• [SHORT TASK]
Without including any pictures, copy each entry below exactly.

• [RECORDS FOR THE EXERCISE]

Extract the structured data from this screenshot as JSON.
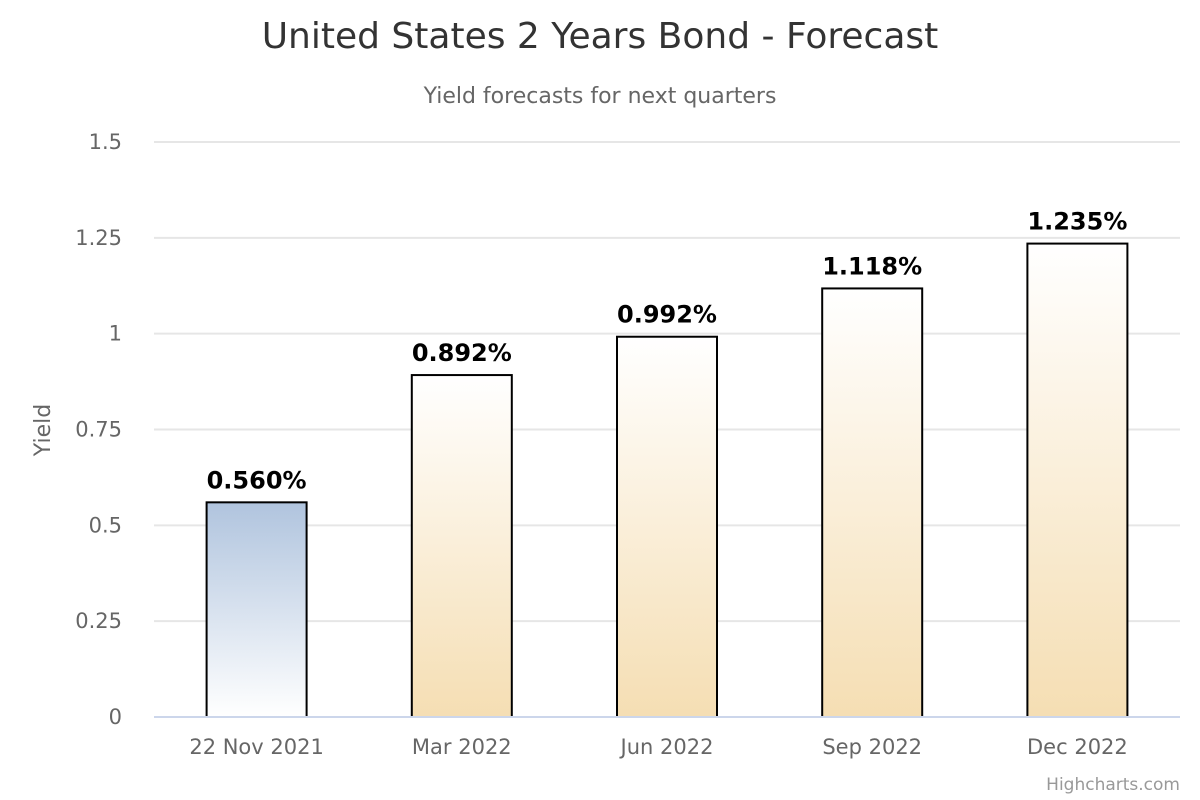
{
  "chart_data": {
    "type": "bar",
    "title": "United States 2 Years Bond - Forecast",
    "subtitle": "Yield forecasts for next quarters",
    "xlabel": "",
    "ylabel": "Yield",
    "categories": [
      "22 Nov 2021",
      "Mar 2022",
      "Jun 2022",
      "Sep 2022",
      "Dec 2022"
    ],
    "values": [
      0.56,
      0.892,
      0.992,
      1.118,
      1.235
    ],
    "data_labels": [
      "0.560%",
      "0.892%",
      "0.992%",
      "1.118%",
      "1.235%"
    ],
    "ylim": [
      0,
      1.5
    ],
    "y_ticks": [
      0,
      0.25,
      0.5,
      0.75,
      1,
      1.25,
      1.5
    ],
    "y_tick_labels": [
      "0",
      "0.25",
      "0.5",
      "0.75",
      "1",
      "1.25",
      "1.5"
    ],
    "grid": true,
    "legend": "none",
    "colors": {
      "current_bar_top": "#b0c4de",
      "current_bar_bottom": "#ffffff",
      "forecast_bar_top": "#ffffff",
      "forecast_bar_bottom": "#f5deb3"
    }
  },
  "credits": "Highcharts.com"
}
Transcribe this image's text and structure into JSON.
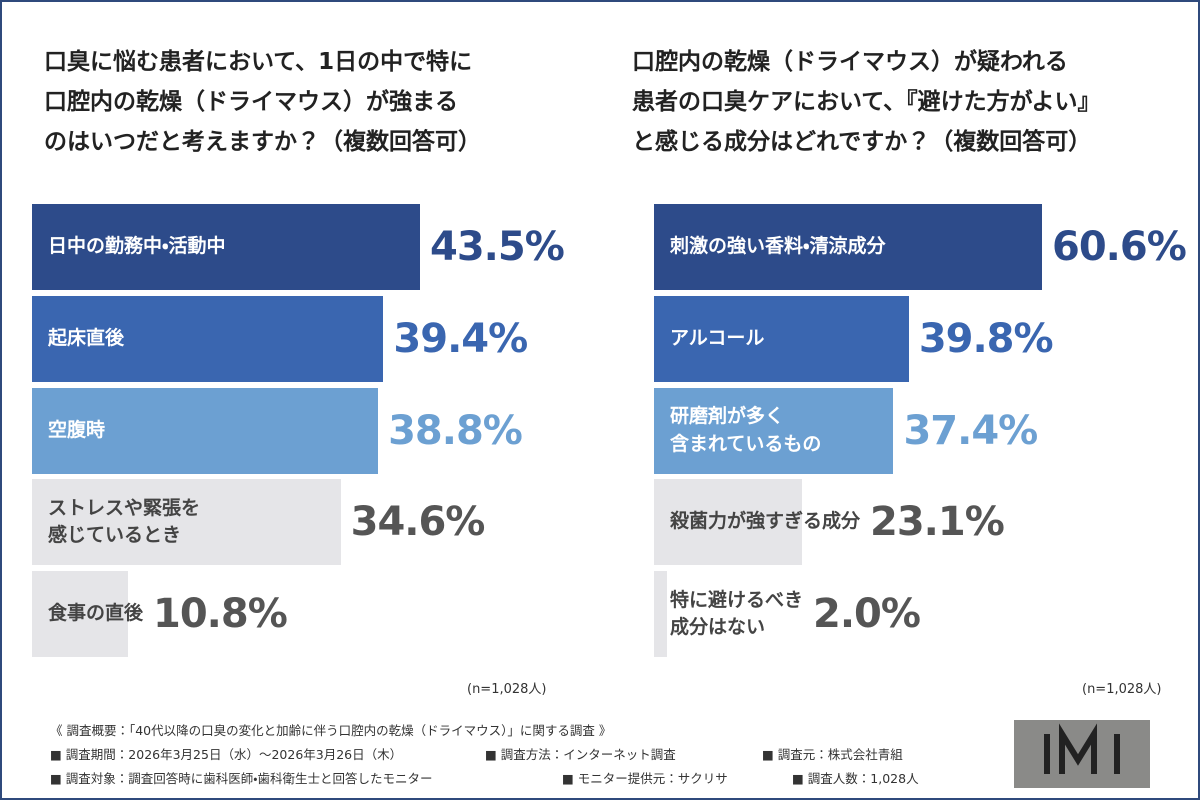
{
  "chart_data": [
    {
      "type": "bar",
      "orientation": "horizontal",
      "title": [
        "口臭に悩む患者において、1日の中で特に",
        "口腔内の乾燥（ドライマウス）が強まる",
        "のはいつだと考えますか？（複数回答可）"
      ],
      "categories": [
        "日中の勤務中・活動中",
        "起床直後",
        "空腹時",
        "ストレスや緊張を\n感じているとき",
        "食事の直後"
      ],
      "values": [
        43.5,
        39.4,
        38.8,
        34.6,
        10.8
      ],
      "value_labels": [
        "43.5%",
        "39.4%",
        "38.8%",
        "34.6%",
        "10.8%"
      ],
      "colors": [
        "#2d4b8a",
        "#3a66b0",
        "#6ca0d2",
        "#e5e5e8",
        "#e5e5e8"
      ],
      "note": "(n=1,028人)"
    },
    {
      "type": "bar",
      "orientation": "horizontal",
      "title": [
        "口腔内の乾燥（ドライマウス）が疑われる",
        "患者の口臭ケアにおいて、『避けた方がよい』",
        "と感じる成分はどれですか？（複数回答可）"
      ],
      "categories": [
        "刺激の強い香料・清涼成分",
        "アルコール",
        "研磨剤が多く\n含まれているもの",
        "殺菌力が強すぎる成分",
        "特に避けるべき\n成分はない"
      ],
      "values": [
        60.6,
        39.8,
        37.4,
        23.1,
        2.0
      ],
      "value_labels": [
        "60.6%",
        "39.8%",
        "37.4%",
        "23.1%",
        "2.0%"
      ],
      "colors": [
        "#2d4b8a",
        "#3a66b0",
        "#6ca0d2",
        "#e5e5e8",
        "#e5e5e8"
      ],
      "note": "(n=1,028人)"
    }
  ],
  "footer": {
    "items": [
      "《 調査概要：「40代以降の口臭の変化と加齢に伴う口腔内の乾燥（ドライマウス）」に関する調査 》",
      "■ 調査期間：2026年3月25日（水）～2026年3月26日（木）",
      "■ 調査方法：インターネット調査",
      "■ 調査元：株式会社青組",
      "■ 調査対象：調査回答時に歯科医師・歯科衛生士と回答したモニター",
      "■ モニター提供元：サクリサ",
      "■ 調査人数：1,028人"
    ]
  }
}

• [TASK OUTPUT]
Extract the structured data from this screenshot as JSON.
{
  "chart_data": {
    "type": "bar",
    "title": "United States 2 Years Bond - Forecast",
    "subtitle": "Yield forecasts for next quarters",
    "xlabel": "",
    "ylabel": "Yield",
    "categories": [
      "22 Nov 2021",
      "Mar 2022",
      "Jun 2022",
      "Sep 2022",
      "Dec 2022"
    ],
    "values": [
      0.56,
      0.892,
      0.992,
      1.118,
      1.235
    ],
    "data_labels": [
      "0.560%",
      "0.892%",
      "0.992%",
      "1.118%",
      "1.235%"
    ],
    "ylim": [
      0,
      1.5
    ],
    "y_ticks": [
      0,
      0.25,
      0.5,
      0.75,
      1,
      1.25,
      1.5
    ],
    "y_tick_labels": [
      "0",
      "0.25",
      "0.5",
      "0.75",
      "1",
      "1.25",
      "1.5"
    ],
    "grid": true,
    "legend": "none",
    "colors": {
      "current_bar_top": "#b0c4de",
      "current_bar_bottom": "#ffffff",
      "forecast_bar_top": "#ffffff",
      "forecast_bar_bottom": "#f5deb3"
    }
  },
  "credits": "Highcharts.com"
}
Transcribe this image's text and structure into JSON.
{
  "chart_data": [
    {
      "type": "bar",
      "orientation": "horizontal",
      "title": [
        "口臭に悩む患者において、1日の中で特に",
        "口腔内の乾燥（ドライマウス）が強まる",
        "のはいつだと考えますか？（複数回答可）"
      ],
      "categories": [
        "日中の勤務中・活動中",
        "起床直後",
        "空腹時",
        "ストレスや緊張を\n感じているとき",
        "食事の直後"
      ],
      "values": [
        43.5,
        39.4,
        38.8,
        34.6,
        10.8
      ],
      "value_labels": [
        "43.5%",
        "39.4%",
        "38.8%",
        "34.6%",
        "10.8%"
      ],
      "colors": [
        "#2d4b8a",
        "#3a66b0",
        "#6ca0d2",
        "#e5e5e8",
        "#e5e5e8"
      ],
      "note": "(n=1,028人)"
    },
    {
      "type": "bar",
      "orientation": "horizontal",
      "title": [
        "口腔内の乾燥（ドライマウス）が疑われる",
        "患者の口臭ケアにおいて、『避けた方がよい』",
        "と感じる成分はどれですか？（複数回答可）"
      ],
      "categories": [
        "刺激の強い香料・清涼成分",
        "アルコール",
        "研磨剤が多く\n含まれているもの",
        "殺菌力が強すぎる成分",
        "特に避けるべき\n成分はない"
      ],
      "values": [
        60.6,
        39.8,
        37.4,
        23.1,
        2.0
      ],
      "value_labels": [
        "60.6%",
        "39.8%",
        "37.4%",
        "23.1%",
        "2.0%"
      ],
      "colors": [
        "#2d4b8a",
        "#3a66b0",
        "#6ca0d2",
        "#e5e5e8",
        "#e5e5e8"
      ],
      "note": "(n=1,028人)"
    }
  ],
  "footer": {
    "items": [
      "《 調査概要：「40代以降の口臭の変化と加齢に伴う口腔内の乾燥（ドライマウス）」に関する調査 》",
      "■ 調査期間：2026年3月25日（水）～2026年3月26日（木）",
      "■ 調査方法：インターネット調査",
      "■ 調査元：株式会社青組",
      "■ 調査対象：調査回答時に歯科医師・歯科衛生士と回答したモニター",
      "■ モニター提供元：サクリサ",
      "■ 調査人数：1,028人"
    ]
  }
}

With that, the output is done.